▶ [Work instructions] Reproduce the complete listing without any deviation.

----------

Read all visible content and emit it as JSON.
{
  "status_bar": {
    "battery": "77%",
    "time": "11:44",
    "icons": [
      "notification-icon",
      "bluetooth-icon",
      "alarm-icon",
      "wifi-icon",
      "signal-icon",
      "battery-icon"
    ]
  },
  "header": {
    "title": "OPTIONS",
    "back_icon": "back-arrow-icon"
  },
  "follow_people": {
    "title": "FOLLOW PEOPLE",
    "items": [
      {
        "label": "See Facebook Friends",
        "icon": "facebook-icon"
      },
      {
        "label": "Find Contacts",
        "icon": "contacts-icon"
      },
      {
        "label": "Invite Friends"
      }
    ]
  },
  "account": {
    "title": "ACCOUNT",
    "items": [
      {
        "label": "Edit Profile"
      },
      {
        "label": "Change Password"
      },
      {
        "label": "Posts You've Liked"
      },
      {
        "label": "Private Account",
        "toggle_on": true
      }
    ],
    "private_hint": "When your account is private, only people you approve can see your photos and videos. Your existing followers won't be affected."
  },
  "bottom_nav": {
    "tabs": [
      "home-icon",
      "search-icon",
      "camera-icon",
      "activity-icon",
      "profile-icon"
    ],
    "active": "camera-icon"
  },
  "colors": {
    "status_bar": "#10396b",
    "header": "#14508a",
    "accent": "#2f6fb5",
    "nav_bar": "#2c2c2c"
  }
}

----------

▶ [Task solution]
Read all visible content and emit it as JSON.
{
  "status_bar": {
    "battery": "77%",
    "time": "11:44",
    "icons": [
      "notification-icon",
      "bluetooth-icon",
      "alarm-icon",
      "wifi-icon",
      "signal-icon",
      "battery-icon"
    ]
  },
  "header": {
    "title": "OPTIONS",
    "back_icon": "back-arrow-icon"
  },
  "follow_people": {
    "title": "FOLLOW PEOPLE",
    "items": [
      {
        "label": "See Facebook Friends",
        "icon": "facebook-icon"
      },
      {
        "label": "Find Contacts",
        "icon": "contacts-icon"
      },
      {
        "label": "Invite Friends"
      }
    ]
  },
  "account": {
    "title": "ACCOUNT",
    "items": [
      {
        "label": "Edit Profile"
      },
      {
        "label": "Change Password"
      },
      {
        "label": "Posts You've Liked"
      },
      {
        "label": "Private Account",
        "toggle_on": true
      }
    ],
    "private_hint": "When your account is private, only people you approve can see your photos and videos. Your existing followers won't be affected."
  },
  "bottom_nav": {
    "tabs": [
      "home-icon",
      "search-icon",
      "camera-icon",
      "activity-icon",
      "profile-icon"
    ],
    "active": "camera-icon"
  },
  "colors": {
    "status_bar": "#10396b",
    "header": "#14508a",
    "accent": "#2f6fb5",
    "nav_bar": "#2c2c2c"
  }
}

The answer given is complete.